[start of Selected passage]

Forty-seven killed outside Baghdad as bombers target mosque, funeral procession.
At least 41 people have been killed and 57 wounded in two explosions outside a Sunni mosque in Baquba, 50 miles outside Baghdad, after Friday prayers. Six more people died as a suicide bomber reportedly hit a funeral procession southeast of the capital.
The Baquba blast killed 41 people was followed by a second explosion, which tore into crowds of people who were rushing to help victims of the first attack, police told Reuters. It is not yet clear if the police have revised this death toll to 47 or the joint casualty number.
“I was about 30 meters from the first explosion. When the first exploded, I ran to help them, and the second one went off. I saw bodies flying and I had shrapnel in my neck,” Hashim Munjiz, a college student, told Reuters.

[end of Selected passage]

Write the next part of the news report on the bombings outside Baghdad, starting right after its final sentence.

[start of Dataset excerpt]

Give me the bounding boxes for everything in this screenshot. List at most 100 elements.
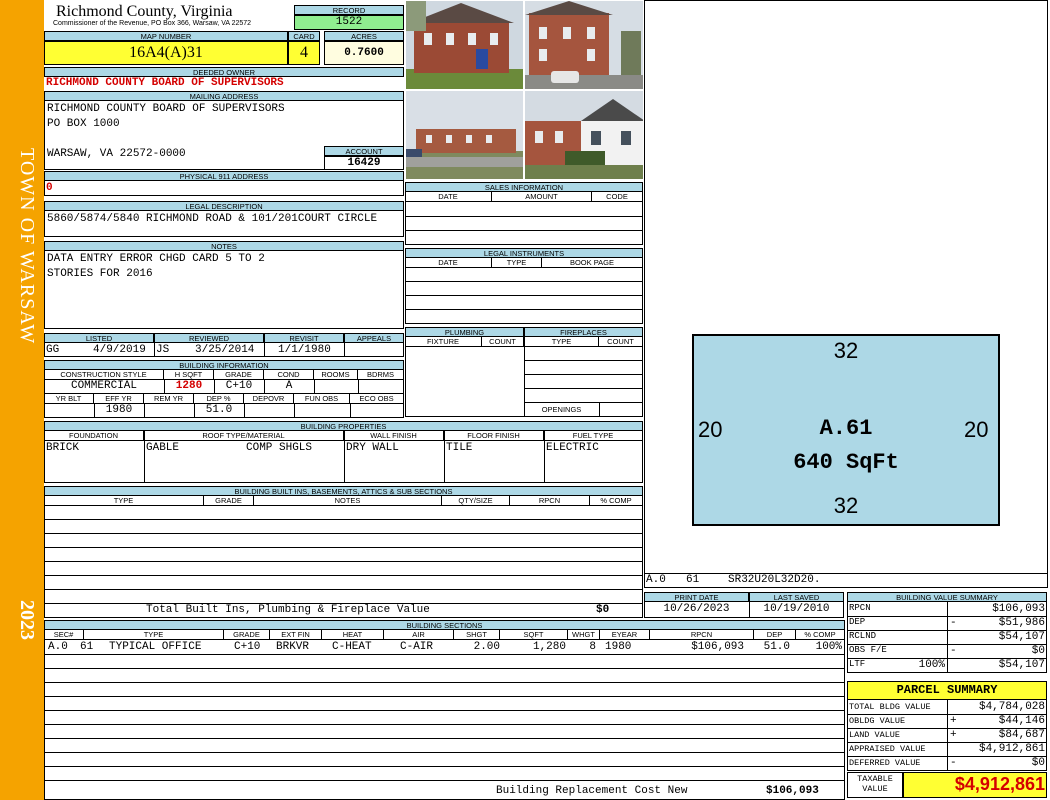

[end of Dataset excerpt]

**Written answer**
No group claimed responsibility for the attack but Sunni Islamist insurgents and Iraq’s Al-Qaeda wing the Islamic State of Iraq have stepped up attacks in order to provoke a wider sectarian confrontation.
Another blast was reported by Al Jazeera southeast of the capital where a suicide bomber hit a funeral procession, where at least 6 people were killed and at least 25 people wounded.
The news comes after eleven people were killed in series of bomb attacks in Baghdad and Kirkuk – Iraq’s two major cities - on Thursday.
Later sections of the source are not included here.